- _GOALS_:
1. Set down the passage of the Ada excerpt from "Those are some" to "about applying Ada." word for word.
2. Using the Ada excerpt, answer these:
(a) Which organization originally pressed Ada into service?
(b) What position does Tucker Taft hold at Intermetrics Inc.?
(c) Which Boeing aircraft uses Ada for its avionics?

- _PAGE EXCERPT_:
^^^^^^^^

I have to confess that I'm fascinated by troubled flights because they hammer home the true meaning of engineering. We aren't talking desktop PCs here. Airframes, engines and avionics are the real deal. Human lives are at stake, so bugs and flaccid design techniques must be eschewed at all costs.

Which brings us to Ada, the Rodney Dangerfield of computer-programming languages. Originally pressed into service in the late 1970s by the U.S. Department of Defense, Ada gets no respect because it's seen as a remnant of bloated military engineering practices.

In reality, Ada aids reliability by enforcing compile-time consistency checks. As Ada advocate Tucker Taft, chief scientist at Intermetrics Inc., explains it, "Ada provides a rich set of range checks and overflow checks, which help catch more bugs earlier in the life cycle, where they are easier and less costly to fix and certainly less threatening.

"The effect is that Ada projects reach the desired quality level faster than those written in [other] languages," Taft added.

Those are some of the reasons Ada is making a name for itself in safety-critical, real-time development. It's why Boeing used Ada for the avionics in its new, "fly-by-wire" 777.

As we move into an era that will be increasingly dominated by such electronically controlled aircraft, we should all think about applying Ada.

Small comfort though it may be, everyone who ever steps onto an airplane should have the confidence that if they're brought down, it's not going to be by the software.

^^^^^^^^

- _Labeled box records_:
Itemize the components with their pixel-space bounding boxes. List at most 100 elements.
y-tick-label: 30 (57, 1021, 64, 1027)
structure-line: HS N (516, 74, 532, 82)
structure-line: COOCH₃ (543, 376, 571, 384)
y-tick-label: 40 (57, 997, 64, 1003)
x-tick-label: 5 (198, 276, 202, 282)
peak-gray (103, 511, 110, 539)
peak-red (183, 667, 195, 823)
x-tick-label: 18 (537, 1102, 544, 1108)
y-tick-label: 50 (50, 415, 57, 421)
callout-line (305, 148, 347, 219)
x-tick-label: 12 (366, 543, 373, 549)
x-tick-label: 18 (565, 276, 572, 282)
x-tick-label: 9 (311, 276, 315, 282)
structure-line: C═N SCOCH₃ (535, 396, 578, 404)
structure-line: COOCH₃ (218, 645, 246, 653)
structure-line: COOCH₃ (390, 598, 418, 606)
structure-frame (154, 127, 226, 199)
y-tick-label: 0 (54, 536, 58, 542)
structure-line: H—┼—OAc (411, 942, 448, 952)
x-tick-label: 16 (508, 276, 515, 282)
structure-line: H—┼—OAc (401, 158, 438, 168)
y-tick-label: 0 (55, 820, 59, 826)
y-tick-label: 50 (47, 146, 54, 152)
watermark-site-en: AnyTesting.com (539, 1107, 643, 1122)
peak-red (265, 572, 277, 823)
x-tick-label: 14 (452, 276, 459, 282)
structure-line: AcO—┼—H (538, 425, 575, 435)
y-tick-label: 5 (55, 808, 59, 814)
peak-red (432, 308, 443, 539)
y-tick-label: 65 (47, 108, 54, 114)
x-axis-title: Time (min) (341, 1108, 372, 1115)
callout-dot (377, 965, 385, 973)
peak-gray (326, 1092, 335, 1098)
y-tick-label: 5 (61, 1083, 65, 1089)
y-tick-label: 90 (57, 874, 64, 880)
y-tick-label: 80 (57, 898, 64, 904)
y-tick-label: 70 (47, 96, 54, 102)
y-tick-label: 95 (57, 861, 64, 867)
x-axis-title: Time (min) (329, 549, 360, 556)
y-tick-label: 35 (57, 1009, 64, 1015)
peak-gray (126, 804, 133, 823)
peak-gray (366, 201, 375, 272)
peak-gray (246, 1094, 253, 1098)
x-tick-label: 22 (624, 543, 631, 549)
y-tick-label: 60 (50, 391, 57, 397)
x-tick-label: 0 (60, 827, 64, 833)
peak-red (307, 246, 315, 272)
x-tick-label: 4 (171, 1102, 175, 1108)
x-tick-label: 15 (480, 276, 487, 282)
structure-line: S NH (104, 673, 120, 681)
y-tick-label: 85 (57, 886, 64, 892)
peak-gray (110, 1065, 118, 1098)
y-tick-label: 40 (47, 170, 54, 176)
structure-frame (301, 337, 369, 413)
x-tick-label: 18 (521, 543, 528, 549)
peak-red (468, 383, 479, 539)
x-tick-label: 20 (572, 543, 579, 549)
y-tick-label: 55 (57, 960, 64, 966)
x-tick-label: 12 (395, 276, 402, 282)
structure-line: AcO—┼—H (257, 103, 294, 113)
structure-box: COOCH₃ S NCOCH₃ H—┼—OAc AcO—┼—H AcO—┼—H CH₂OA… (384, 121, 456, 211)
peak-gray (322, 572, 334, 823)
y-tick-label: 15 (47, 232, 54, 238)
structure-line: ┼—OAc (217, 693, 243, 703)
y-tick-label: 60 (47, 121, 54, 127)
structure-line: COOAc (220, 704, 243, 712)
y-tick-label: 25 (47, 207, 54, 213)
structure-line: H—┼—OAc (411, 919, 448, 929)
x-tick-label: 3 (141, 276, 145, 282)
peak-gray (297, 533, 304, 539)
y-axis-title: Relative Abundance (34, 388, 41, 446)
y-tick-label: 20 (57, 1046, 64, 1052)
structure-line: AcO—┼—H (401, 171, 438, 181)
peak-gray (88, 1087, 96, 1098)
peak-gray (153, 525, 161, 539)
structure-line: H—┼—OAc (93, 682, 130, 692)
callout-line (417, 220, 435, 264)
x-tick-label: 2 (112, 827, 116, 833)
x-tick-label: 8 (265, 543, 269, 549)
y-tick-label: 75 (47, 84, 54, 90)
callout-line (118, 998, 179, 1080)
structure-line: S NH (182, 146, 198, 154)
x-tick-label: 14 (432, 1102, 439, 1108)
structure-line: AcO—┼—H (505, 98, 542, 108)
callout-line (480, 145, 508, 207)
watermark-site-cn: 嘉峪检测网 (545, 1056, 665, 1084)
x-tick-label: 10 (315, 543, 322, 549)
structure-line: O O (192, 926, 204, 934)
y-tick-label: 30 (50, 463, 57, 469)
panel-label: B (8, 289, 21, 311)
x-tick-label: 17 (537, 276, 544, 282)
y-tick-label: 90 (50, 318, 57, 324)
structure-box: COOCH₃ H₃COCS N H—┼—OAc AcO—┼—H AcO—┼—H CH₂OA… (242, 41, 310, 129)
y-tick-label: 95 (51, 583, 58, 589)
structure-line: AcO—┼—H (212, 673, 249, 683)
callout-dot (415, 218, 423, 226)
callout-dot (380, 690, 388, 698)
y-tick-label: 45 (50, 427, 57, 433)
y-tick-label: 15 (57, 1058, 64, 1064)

^^^^^^^^

- _ANSWERS_:
1.
Those are some of the reasons Ada is making a name for itself in safety-critical, real-time development. It's why Boeing used Ada for the avionics in its new, "fly-by-wire" 777.

As we move into an era that will be increasingly dominated by such electronically controlled aircraft, we should all think about applying Ada.

2.
(a) The U.S. Department of Defense.
(b) Chief scientist.
(c) The fly-by-wire 777.